Instruction: Among the entries, which lines carry the string "accident"? Copy each of them.

The input:
---------------

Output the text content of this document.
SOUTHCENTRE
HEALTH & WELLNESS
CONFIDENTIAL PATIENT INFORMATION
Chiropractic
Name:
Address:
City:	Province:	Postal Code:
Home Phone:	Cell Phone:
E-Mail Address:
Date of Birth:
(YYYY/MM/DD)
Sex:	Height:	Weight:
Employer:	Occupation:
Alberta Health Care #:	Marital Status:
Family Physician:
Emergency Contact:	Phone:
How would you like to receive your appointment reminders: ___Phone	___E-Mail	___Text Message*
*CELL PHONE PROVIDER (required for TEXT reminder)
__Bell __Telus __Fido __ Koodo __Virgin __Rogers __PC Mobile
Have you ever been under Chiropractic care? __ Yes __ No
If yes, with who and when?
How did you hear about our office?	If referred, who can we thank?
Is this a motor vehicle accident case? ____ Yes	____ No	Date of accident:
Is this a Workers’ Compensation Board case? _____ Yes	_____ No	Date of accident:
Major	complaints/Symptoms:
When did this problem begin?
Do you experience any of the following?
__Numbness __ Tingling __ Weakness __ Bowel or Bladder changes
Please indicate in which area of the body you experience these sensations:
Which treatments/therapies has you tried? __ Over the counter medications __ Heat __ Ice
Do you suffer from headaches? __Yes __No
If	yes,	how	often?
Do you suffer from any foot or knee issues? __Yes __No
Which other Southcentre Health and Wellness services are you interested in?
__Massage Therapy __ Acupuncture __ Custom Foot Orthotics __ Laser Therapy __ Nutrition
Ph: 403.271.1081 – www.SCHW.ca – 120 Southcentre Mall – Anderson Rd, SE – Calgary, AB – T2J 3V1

---------------

Finished task:
Is this a motor vehicle accident case? ____ Yes	____ No	Date of accident:
Is this a Workers’ Compensation Board case? _____ Yes	_____ No	Date of accident:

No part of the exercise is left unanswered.